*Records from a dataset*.

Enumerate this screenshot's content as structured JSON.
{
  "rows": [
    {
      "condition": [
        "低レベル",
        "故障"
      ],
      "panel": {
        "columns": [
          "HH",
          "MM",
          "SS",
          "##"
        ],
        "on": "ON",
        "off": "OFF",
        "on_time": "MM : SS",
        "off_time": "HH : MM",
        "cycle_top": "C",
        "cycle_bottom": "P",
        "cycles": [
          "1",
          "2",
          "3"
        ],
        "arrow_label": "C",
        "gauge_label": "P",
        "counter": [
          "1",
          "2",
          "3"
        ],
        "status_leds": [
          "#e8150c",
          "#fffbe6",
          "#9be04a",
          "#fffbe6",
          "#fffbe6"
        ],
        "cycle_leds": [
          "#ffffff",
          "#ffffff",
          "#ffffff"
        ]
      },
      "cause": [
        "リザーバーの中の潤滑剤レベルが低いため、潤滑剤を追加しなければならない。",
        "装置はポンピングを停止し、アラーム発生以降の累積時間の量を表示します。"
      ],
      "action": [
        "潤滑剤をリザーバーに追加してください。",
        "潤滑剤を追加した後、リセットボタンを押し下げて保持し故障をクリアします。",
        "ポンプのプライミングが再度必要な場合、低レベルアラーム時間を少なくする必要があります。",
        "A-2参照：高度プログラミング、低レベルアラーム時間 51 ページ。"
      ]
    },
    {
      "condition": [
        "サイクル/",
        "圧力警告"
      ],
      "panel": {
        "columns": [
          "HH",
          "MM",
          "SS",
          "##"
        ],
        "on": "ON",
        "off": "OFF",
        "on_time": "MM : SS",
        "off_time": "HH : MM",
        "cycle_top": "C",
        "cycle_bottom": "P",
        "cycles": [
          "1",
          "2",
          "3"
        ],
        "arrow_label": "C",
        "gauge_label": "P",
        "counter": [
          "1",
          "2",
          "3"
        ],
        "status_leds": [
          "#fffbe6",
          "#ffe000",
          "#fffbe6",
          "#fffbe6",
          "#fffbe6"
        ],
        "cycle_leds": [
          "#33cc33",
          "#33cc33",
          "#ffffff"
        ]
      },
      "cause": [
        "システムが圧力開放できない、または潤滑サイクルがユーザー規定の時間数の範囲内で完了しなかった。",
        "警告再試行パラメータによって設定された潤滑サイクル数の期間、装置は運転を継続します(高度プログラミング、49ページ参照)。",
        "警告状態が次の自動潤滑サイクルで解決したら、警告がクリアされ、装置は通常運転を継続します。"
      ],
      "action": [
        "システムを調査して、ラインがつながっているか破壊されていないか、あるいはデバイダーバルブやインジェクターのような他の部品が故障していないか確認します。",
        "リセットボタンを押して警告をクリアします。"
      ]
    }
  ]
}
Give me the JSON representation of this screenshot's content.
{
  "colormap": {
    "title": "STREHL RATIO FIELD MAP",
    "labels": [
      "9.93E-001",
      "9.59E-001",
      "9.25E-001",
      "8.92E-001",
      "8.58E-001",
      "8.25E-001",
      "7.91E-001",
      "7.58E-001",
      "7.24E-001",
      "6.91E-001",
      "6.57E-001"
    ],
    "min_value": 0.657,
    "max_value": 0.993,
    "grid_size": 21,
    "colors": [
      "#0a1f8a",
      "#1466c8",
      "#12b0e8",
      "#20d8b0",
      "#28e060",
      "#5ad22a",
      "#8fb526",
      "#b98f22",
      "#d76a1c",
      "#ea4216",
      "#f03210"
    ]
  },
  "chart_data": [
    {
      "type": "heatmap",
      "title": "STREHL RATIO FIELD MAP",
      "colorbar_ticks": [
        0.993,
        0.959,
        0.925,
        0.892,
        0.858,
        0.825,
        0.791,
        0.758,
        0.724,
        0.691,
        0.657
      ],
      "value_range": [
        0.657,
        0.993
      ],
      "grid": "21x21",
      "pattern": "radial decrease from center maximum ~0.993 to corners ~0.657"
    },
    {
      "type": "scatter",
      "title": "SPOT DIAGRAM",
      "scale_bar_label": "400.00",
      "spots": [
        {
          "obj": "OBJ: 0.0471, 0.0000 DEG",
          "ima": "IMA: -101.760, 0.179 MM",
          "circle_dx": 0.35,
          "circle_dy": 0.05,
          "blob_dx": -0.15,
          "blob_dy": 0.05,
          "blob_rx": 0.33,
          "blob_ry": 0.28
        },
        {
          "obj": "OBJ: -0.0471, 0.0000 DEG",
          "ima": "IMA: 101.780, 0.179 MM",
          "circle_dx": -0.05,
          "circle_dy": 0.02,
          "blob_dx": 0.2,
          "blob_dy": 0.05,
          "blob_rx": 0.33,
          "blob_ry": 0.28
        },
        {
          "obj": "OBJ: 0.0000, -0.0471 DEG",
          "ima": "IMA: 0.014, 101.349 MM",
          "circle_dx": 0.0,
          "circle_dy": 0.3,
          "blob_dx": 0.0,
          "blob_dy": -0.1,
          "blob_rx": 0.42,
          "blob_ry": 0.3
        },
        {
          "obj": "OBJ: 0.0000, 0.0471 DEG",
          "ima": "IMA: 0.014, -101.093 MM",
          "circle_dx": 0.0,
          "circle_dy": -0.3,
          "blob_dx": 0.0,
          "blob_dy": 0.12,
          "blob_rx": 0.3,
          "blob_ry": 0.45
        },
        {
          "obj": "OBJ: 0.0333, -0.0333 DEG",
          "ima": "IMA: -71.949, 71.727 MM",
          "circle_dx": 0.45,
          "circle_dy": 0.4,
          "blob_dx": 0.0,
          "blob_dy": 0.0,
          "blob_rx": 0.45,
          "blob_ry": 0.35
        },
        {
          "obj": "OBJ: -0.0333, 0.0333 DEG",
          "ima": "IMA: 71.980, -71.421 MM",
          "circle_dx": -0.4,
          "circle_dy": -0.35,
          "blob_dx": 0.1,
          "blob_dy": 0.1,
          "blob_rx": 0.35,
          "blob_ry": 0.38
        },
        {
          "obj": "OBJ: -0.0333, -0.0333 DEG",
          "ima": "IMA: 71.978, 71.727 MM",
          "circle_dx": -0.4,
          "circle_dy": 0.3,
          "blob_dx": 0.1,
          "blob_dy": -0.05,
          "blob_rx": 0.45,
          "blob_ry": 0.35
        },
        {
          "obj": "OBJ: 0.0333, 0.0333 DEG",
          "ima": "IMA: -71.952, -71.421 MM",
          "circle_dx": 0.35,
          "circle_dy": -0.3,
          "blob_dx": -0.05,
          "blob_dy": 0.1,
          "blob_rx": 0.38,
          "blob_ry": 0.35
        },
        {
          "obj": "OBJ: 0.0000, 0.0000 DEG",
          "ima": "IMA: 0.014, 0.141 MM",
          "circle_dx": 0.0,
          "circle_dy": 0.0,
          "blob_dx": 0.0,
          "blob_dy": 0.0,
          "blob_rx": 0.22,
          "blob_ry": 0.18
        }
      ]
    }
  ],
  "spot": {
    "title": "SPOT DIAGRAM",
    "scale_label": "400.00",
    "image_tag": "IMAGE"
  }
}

*Problem to solve*.
Copy every line of the data that holds the string "高度プログラミング".

*Full response*.
        "A-2参照：高度プログラミング、低レベルアラーム時間 51 ページ。"
        "警告再試行パラメータによって設定された潤滑サイクル数の期間、装置は運転を継続します(高度プログラミング、49ページ参照)。",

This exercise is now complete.